Records provided>
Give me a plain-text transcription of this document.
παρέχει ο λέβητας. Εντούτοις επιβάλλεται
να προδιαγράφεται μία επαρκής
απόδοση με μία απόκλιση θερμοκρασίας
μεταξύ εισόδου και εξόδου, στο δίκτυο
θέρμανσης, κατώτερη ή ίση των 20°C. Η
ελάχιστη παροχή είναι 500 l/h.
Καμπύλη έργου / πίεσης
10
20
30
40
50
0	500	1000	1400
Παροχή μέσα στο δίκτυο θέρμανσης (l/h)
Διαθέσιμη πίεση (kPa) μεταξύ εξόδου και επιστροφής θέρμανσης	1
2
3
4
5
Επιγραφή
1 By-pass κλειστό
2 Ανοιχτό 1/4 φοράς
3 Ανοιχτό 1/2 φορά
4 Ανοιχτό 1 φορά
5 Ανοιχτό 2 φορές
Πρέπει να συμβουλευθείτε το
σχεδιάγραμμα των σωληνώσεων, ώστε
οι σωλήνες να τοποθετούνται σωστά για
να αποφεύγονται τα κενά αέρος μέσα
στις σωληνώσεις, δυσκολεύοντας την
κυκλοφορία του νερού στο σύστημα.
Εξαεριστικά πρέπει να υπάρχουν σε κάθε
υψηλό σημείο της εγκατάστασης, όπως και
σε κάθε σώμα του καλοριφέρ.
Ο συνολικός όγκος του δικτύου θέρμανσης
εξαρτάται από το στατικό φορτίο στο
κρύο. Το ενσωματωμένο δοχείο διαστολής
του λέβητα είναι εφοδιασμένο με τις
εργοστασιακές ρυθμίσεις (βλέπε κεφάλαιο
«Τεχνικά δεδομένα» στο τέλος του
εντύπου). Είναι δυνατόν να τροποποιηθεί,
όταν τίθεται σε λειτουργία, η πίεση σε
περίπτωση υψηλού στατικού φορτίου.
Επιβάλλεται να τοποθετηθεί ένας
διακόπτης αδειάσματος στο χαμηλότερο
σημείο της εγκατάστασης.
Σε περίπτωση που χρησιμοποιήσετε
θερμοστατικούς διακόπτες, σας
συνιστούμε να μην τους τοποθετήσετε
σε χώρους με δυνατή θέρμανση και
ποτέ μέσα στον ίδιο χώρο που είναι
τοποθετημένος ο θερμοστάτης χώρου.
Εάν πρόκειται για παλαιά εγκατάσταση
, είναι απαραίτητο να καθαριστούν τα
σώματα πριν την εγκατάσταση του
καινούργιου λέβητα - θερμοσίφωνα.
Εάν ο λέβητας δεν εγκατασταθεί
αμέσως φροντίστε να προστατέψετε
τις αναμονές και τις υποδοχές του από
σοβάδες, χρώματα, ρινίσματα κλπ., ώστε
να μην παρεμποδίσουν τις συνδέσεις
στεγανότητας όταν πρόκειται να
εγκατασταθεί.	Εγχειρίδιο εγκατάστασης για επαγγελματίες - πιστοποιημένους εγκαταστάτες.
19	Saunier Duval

Your instructions> Copy out all of the records shown above exactly.

Worked answer>
Give me a plain-text transcription of this document.
παρέχει ο λέβητας. Εντούτοις επιβάλλεται
να προδιαγράφεται μία επαρκής
απόδοση με μία απόκλιση θερμοκρασίας
μεταξύ εισόδου και εξόδου, στο δίκτυο
θέρμανσης, κατώτερη ή ίση των 20°C. Η
ελάχιστη παροχή είναι 500 l/h.
Καμπύλη έργου / πίεσης
10
20
30
40
50
0	500	1000	1400
Παροχή μέσα στο δίκτυο θέρμανσης (l/h)
Διαθέσιμη πίεση (kPa) μεταξύ εξόδου και επιστροφής θέρμανσης	1
2
3
4
5
Επιγραφή
1 By-pass κλειστό
2 Ανοιχτό 1/4 φοράς
3 Ανοιχτό 1/2 φορά
4 Ανοιχτό 1 φορά
5 Ανοιχτό 2 φορές
Πρέπει να συμβουλευθείτε το
σχεδιάγραμμα των σωληνώσεων, ώστε
οι σωλήνες να τοποθετούνται σωστά για
να αποφεύγονται τα κενά αέρος μέσα
στις σωληνώσεις, δυσκολεύοντας την
κυκλοφορία του νερού στο σύστημα.
Εξαεριστικά πρέπει να υπάρχουν σε κάθε
υψηλό σημείο της εγκατάστασης, όπως και
σε κάθε σώμα του καλοριφέρ.
Ο συνολικός όγκος του δικτύου θέρμανσης
εξαρτάται από το στατικό φορτίο στο
κρύο. Το ενσωματωμένο δοχείο διαστολής
του λέβητα είναι εφοδιασμένο με τις
εργοστασιακές ρυθμίσεις (βλέπε κεφάλαιο
«Τεχνικά δεδομένα» στο τέλος του
εντύπου). Είναι δυνατόν να τροποποιηθεί,
όταν τίθεται σε λειτουργία, η πίεση σε
περίπτωση υψηλού στατικού φορτίου.
Επιβάλλεται να τοποθετηθεί ένας
διακόπτης αδειάσματος στο χαμηλότερο
σημείο της εγκατάστασης.
Σε περίπτωση που χρησιμοποιήσετε
θερμοστατικούς διακόπτες, σας
συνιστούμε να μην τους τοποθετήσετε
σε χώρους με δυνατή θέρμανση και
ποτέ μέσα στον ίδιο χώρο που είναι
τοποθετημένος ο θερμοστάτης χώρου.
Εάν πρόκειται για παλαιά εγκατάσταση
, είναι απαραίτητο να καθαριστούν τα
σώματα πριν την εγκατάσταση του
καινούργιου λέβητα - θερμοσίφωνα.
Εάν ο λέβητας δεν εγκατασταθεί
αμέσως φροντίστε να προστατέψετε
τις αναμονές και τις υποδοχές του από
σοβάδες, χρώματα, ρινίσματα κλπ., ώστε
να μην παρεμποδίσουν τις συνδέσεις
στεγανότητας όταν πρόκειται να
εγκατασταθεί.	Εγχειρίδιο εγκατάστασης για επαγγελματίες - πιστοποιημένους εγκαταστάτες.
19	Saunier Duval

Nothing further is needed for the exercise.